STATED TASK:
Retype all the entries word for word, but omit the pictures.

[Entries from a visual dataset]
• • • • • • •
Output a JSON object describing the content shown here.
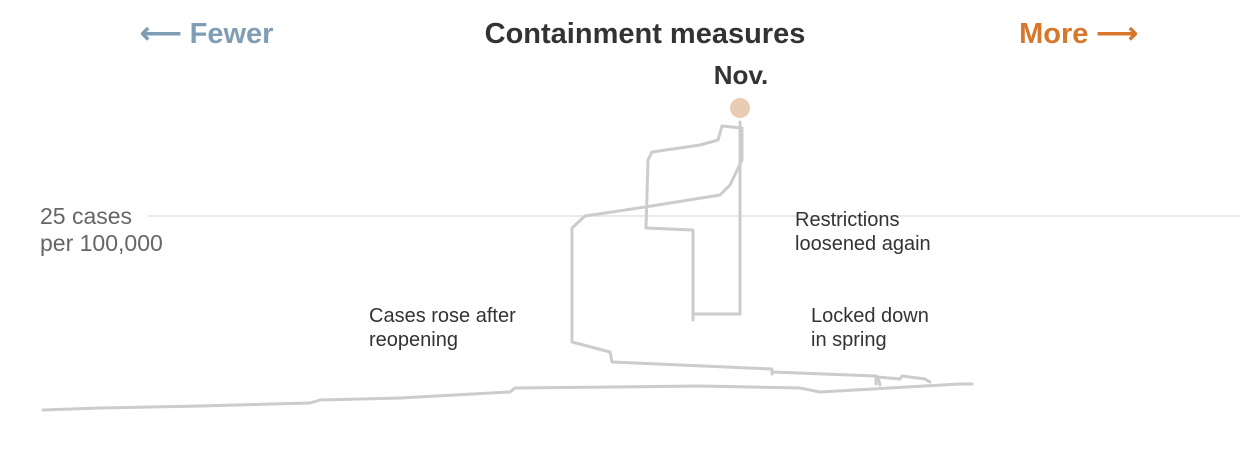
{
  "header": {
    "fewer_label": "⟵ Fewer",
    "title": "Containment measures",
    "more_label": "More ⟶"
  },
  "colors": {
    "fewer": "#7f9db4",
    "more": "#d6772c",
    "path": "#cccccc",
    "end_marker": "#e8cdb4",
    "reference_line": "#e4e4e4",
    "text": "#333333",
    "axis_label": "#666666"
  },
  "chart_data": {
    "type": "line",
    "title": "Containment measures",
    "x_axis": {
      "left_label": "⟵ Fewer",
      "right_label": "More ⟶"
    },
    "reference_line": {
      "label_line1": "25 cases",
      "label_line2": "per 100,000",
      "value": 25
    },
    "end_point": {
      "label": "Nov."
    },
    "annotations": [
      {
        "line1": "Restrictions",
        "line2": "loosened again"
      },
      {
        "line1": "Cases rose after",
        "line2": "reopening"
      },
      {
        "line1": "Locked down",
        "line2": "in spring"
      }
    ]
  }
}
• • • • • • •
COMPLETED TASK:
Output a JSON object describing the content shown here.
{
  "header": {
    "fewer_label": "⟵ Fewer",
    "title": "Containment measures",
    "more_label": "More ⟶"
  },
  "colors": {
    "fewer": "#7f9db4",
    "more": "#d6772c",
    "path": "#cccccc",
    "end_marker": "#e8cdb4",
    "reference_line": "#e4e4e4",
    "text": "#333333",
    "axis_label": "#666666"
  },
  "chart_data": {
    "type": "line",
    "title": "Containment measures",
    "x_axis": {
      "left_label": "⟵ Fewer",
      "right_label": "More ⟶"
    },
    "reference_line": {
      "label_line1": "25 cases",
      "label_line2": "per 100,000",
      "value": 25
    },
    "end_point": {
      "label": "Nov."
    },
    "annotations": [
      {
        "line1": "Restrictions",
        "line2": "loosened again"
      },
      {
        "line1": "Cases rose after",
        "line2": "reopening"
      },
      {
        "line1": "Locked down",
        "line2": "in spring"
      }
    ]
  }
}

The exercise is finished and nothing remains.